• _Task details_
Using the data below, copy each line that includes the word "title".

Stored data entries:
* Start *

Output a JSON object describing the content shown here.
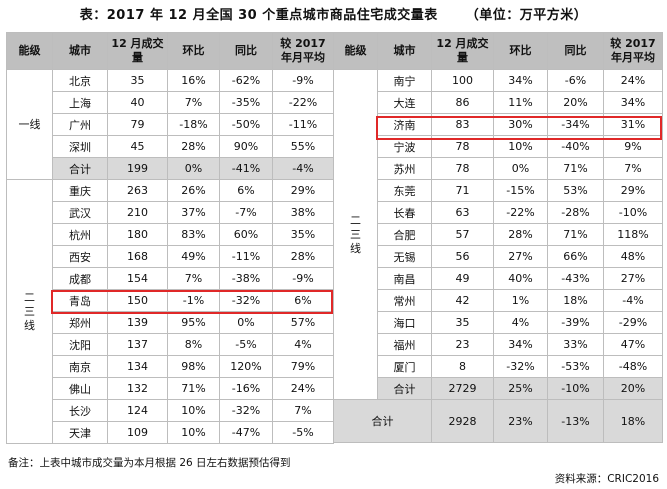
{
  "title": "表：2017 年 12 月全国 30 个重点城市商品住宅成交量表",
  "unit": "（单位：万平方米）",
  "headers": {
    "level": "能级",
    "city": "城市",
    "volume": "12 月成交量",
    "mom": "环比",
    "yoy": "同比",
    "vs2017": "较 2017 年月平均"
  },
  "left": {
    "tier1_label": "一线",
    "tier23_label": "二三线",
    "tier1_rows": [
      {
        "city": "北京",
        "volume": "35",
        "mom": "16%",
        "yoy": "-62%",
        "vs": "-9%"
      },
      {
        "city": "上海",
        "volume": "40",
        "mom": "7%",
        "yoy": "-35%",
        "vs": "-22%"
      },
      {
        "city": "广州",
        "volume": "79",
        "mom": "-18%",
        "yoy": "-50%",
        "vs": "-11%"
      },
      {
        "city": "深圳",
        "volume": "45",
        "mom": "28%",
        "yoy": "90%",
        "vs": "55%"
      }
    ],
    "tier1_total": {
      "city": "合计",
      "volume": "199",
      "mom": "0%",
      "yoy": "-41%",
      "vs": "-4%"
    },
    "tier23_rows": [
      {
        "city": "重庆",
        "volume": "263",
        "mom": "26%",
        "yoy": "6%",
        "vs": "29%"
      },
      {
        "city": "武汉",
        "volume": "210",
        "mom": "37%",
        "yoy": "-7%",
        "vs": "38%"
      },
      {
        "city": "杭州",
        "volume": "180",
        "mom": "83%",
        "yoy": "60%",
        "vs": "35%"
      },
      {
        "city": "西安",
        "volume": "168",
        "mom": "49%",
        "yoy": "-11%",
        "vs": "28%"
      },
      {
        "city": "成都",
        "volume": "154",
        "mom": "7%",
        "yoy": "-38%",
        "vs": "-9%"
      },
      {
        "city": "青岛",
        "volume": "150",
        "mom": "-1%",
        "yoy": "-32%",
        "vs": "6%"
      },
      {
        "city": "郑州",
        "volume": "139",
        "mom": "95%",
        "yoy": "0%",
        "vs": "57%"
      },
      {
        "city": "沈阳",
        "volume": "137",
        "mom": "8%",
        "yoy": "-5%",
        "vs": "4%"
      },
      {
        "city": "南京",
        "volume": "134",
        "mom": "98%",
        "yoy": "120%",
        "vs": "79%"
      },
      {
        "city": "佛山",
        "volume": "132",
        "mom": "71%",
        "yoy": "-16%",
        "vs": "24%"
      },
      {
        "city": "长沙",
        "volume": "124",
        "mom": "10%",
        "yoy": "-32%",
        "vs": "7%"
      },
      {
        "city": "天津",
        "volume": "109",
        "mom": "10%",
        "yoy": "-47%",
        "vs": "-5%"
      }
    ]
  },
  "right": {
    "tier23_label": "二三线",
    "rows": [
      {
        "city": "南宁",
        "volume": "100",
        "mom": "34%",
        "yoy": "-6%",
        "vs": "24%"
      },
      {
        "city": "大连",
        "volume": "86",
        "mom": "11%",
        "yoy": "20%",
        "vs": "34%"
      },
      {
        "city": "济南",
        "volume": "83",
        "mom": "30%",
        "yoy": "-34%",
        "vs": "31%"
      },
      {
        "city": "宁波",
        "volume": "78",
        "mom": "10%",
        "yoy": "-40%",
        "vs": "9%"
      },
      {
        "city": "苏州",
        "volume": "78",
        "mom": "0%",
        "yoy": "71%",
        "vs": "7%"
      },
      {
        "city": "东莞",
        "volume": "71",
        "mom": "-15%",
        "yoy": "53%",
        "vs": "29%"
      },
      {
        "city": "长春",
        "volume": "63",
        "mom": "-22%",
        "yoy": "-28%",
        "vs": "-10%"
      },
      {
        "city": "合肥",
        "volume": "57",
        "mom": "28%",
        "yoy": "71%",
        "vs": "118%"
      },
      {
        "city": "无锡",
        "volume": "56",
        "mom": "27%",
        "yoy": "66%",
        "vs": "48%"
      },
      {
        "city": "南昌",
        "volume": "49",
        "mom": "40%",
        "yoy": "-43%",
        "vs": "27%"
      },
      {
        "city": "常州",
        "volume": "42",
        "mom": "1%",
        "yoy": "18%",
        "vs": "-4%"
      },
      {
        "city": "海口",
        "volume": "35",
        "mom": "4%",
        "yoy": "-39%",
        "vs": "-29%"
      },
      {
        "city": "福州",
        "volume": "23",
        "mom": "34%",
        "yoy": "33%",
        "vs": "47%"
      },
      {
        "city": "厦门",
        "volume": "8",
        "mom": "-32%",
        "yoy": "-53%",
        "vs": "-48%"
      }
    ],
    "tier23_total": {
      "city": "合计",
      "volume": "2729",
      "mom": "25%",
      "yoy": "-10%",
      "vs": "20%"
    },
    "grand_total": {
      "label": "合计",
      "volume": "2928",
      "mom": "23%",
      "yoy": "-13%",
      "vs": "18%"
    }
  },
  "note": "备注：上表中城市成交量为本月根据 26 日左右数据预估得到",
  "source": "资料来源：CRIC2016"
}
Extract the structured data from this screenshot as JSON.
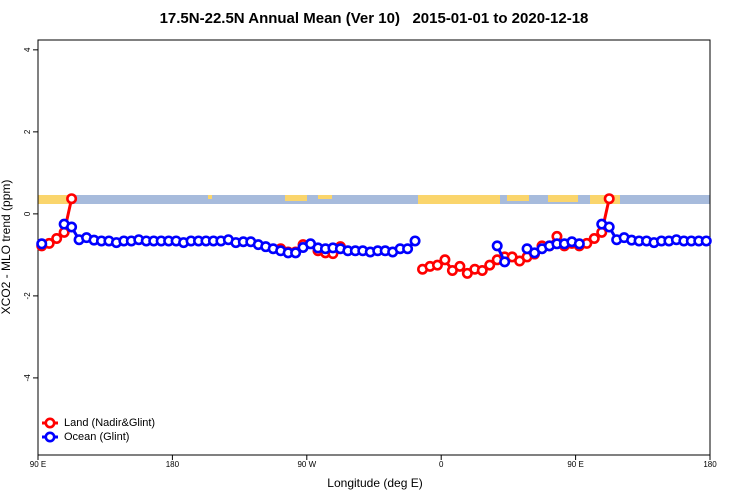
{
  "chart_data": {
    "type": "line",
    "title": "17.5N-22.5N Annual Mean (Ver 10)   2015-01-01 to 2020-12-18",
    "x_label": "Longitude (deg E)",
    "y_label": "XCO2 - MLO trend (ppm)",
    "xlim": [
      90,
      540
    ],
    "xticks": [
      {
        "value": 90,
        "label": "90 E"
      },
      {
        "value": 180,
        "label": "180"
      },
      {
        "value": 270,
        "label": "90 W"
      },
      {
        "value": 360,
        "label": "0"
      },
      {
        "value": 450,
        "label": "90 E"
      },
      {
        "value": 540,
        "label": "180"
      }
    ],
    "ylim": [
      -5.88,
      4.24
    ],
    "yticks": [
      -4,
      -2,
      0,
      2,
      4
    ],
    "legend": "bottom-left",
    "x": [
      92.5,
      97.5,
      102.5,
      107.5,
      112.5,
      117.5,
      122.5,
      127.5,
      132.5,
      137.5,
      142.5,
      147.5,
      152.5,
      157.5,
      162.5,
      167.5,
      172.5,
      177.5,
      182.5,
      187.5,
      192.5,
      197.5,
      202.5,
      207.5,
      212.5,
      217.5,
      222.5,
      227.5,
      232.5,
      237.5,
      242.5,
      247.5,
      252.5,
      257.5,
      262.5,
      267.5,
      272.5,
      277.5,
      282.5,
      287.5,
      292.5,
      297.5,
      302.5,
      307.5,
      312.5,
      317.5,
      322.5,
      327.5,
      332.5,
      337.5,
      342.5,
      347.5,
      352.5,
      357.5,
      362.5,
      367.5,
      372.5,
      377.5,
      382.5,
      387.5,
      392.5,
      397.5,
      402.5,
      407.5,
      412.5,
      417.5,
      422.5,
      427.5,
      432.5,
      437.5,
      442.5,
      447.5,
      452.5,
      457.5,
      462.5,
      467.5,
      472.5,
      477.5,
      482.5,
      487.5,
      492.5,
      497.5,
      502.5,
      507.5,
      512.5,
      517.5,
      522.5,
      527.5,
      532.5,
      537.5
    ],
    "series": [
      {
        "name": "Land (Nadir&Glint)",
        "color": "#ff0000",
        "values": [
          -0.78,
          -0.72,
          -0.6,
          -0.45,
          0.37,
          null,
          null,
          null,
          null,
          null,
          null,
          null,
          null,
          null,
          null,
          null,
          null,
          null,
          null,
          null,
          null,
          null,
          null,
          null,
          null,
          null,
          null,
          null,
          null,
          null,
          null,
          null,
          -0.85,
          -0.93,
          -0.93,
          -0.75,
          null,
          -0.9,
          -0.95,
          -0.97,
          -0.8,
          null,
          null,
          null,
          null,
          null,
          null,
          null,
          null,
          null,
          null,
          -1.35,
          -1.28,
          -1.25,
          -1.12,
          -1.38,
          -1.28,
          -1.45,
          -1.35,
          -1.38,
          -1.25,
          -1.12,
          -1.05,
          -1.05,
          -1.15,
          -1.05,
          -0.98,
          -0.78,
          -0.78,
          -0.55,
          -0.78,
          -0.72,
          -0.78,
          -0.72,
          -0.6,
          -0.45,
          0.37,
          null,
          null,
          null,
          null,
          null,
          null,
          null,
          null,
          null,
          null,
          null,
          null,
          null
        ]
      },
      {
        "name": "Ocean (Glint)",
        "color": "#0000ff",
        "values": [
          -0.73,
          null,
          null,
          -0.25,
          -0.32,
          -0.63,
          -0.58,
          -0.64,
          -0.66,
          -0.66,
          -0.7,
          -0.66,
          -0.66,
          -0.63,
          -0.66,
          -0.66,
          -0.66,
          -0.66,
          -0.66,
          -0.7,
          -0.66,
          -0.66,
          -0.66,
          -0.66,
          -0.66,
          -0.63,
          -0.7,
          -0.68,
          -0.68,
          -0.75,
          -0.8,
          -0.85,
          -0.9,
          -0.95,
          -0.95,
          -0.82,
          -0.73,
          -0.83,
          -0.85,
          -0.83,
          -0.85,
          -0.9,
          -0.9,
          -0.9,
          -0.93,
          -0.9,
          -0.9,
          -0.93,
          -0.85,
          -0.85,
          -0.66,
          null,
          null,
          null,
          null,
          null,
          null,
          null,
          null,
          null,
          null,
          -0.78,
          -1.17,
          null,
          null,
          -0.85,
          -0.95,
          -0.85,
          -0.78,
          -0.73,
          -0.73,
          -0.68,
          -0.73,
          null,
          null,
          -0.25,
          -0.32,
          -0.63,
          -0.58,
          -0.64,
          -0.66,
          -0.66,
          -0.7,
          -0.66,
          -0.66,
          -0.63,
          -0.66,
          -0.66,
          -0.66,
          -0.66
        ]
      }
    ]
  }
}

* End *

• _Worked answer_
  "title": "表：2017 年 12 月全国 30 个重点城市商品住宅成交量表",
    "title": "17.5N-22.5N Annual Mean (Ver 10)   2015-01-01 to 2020-12-18",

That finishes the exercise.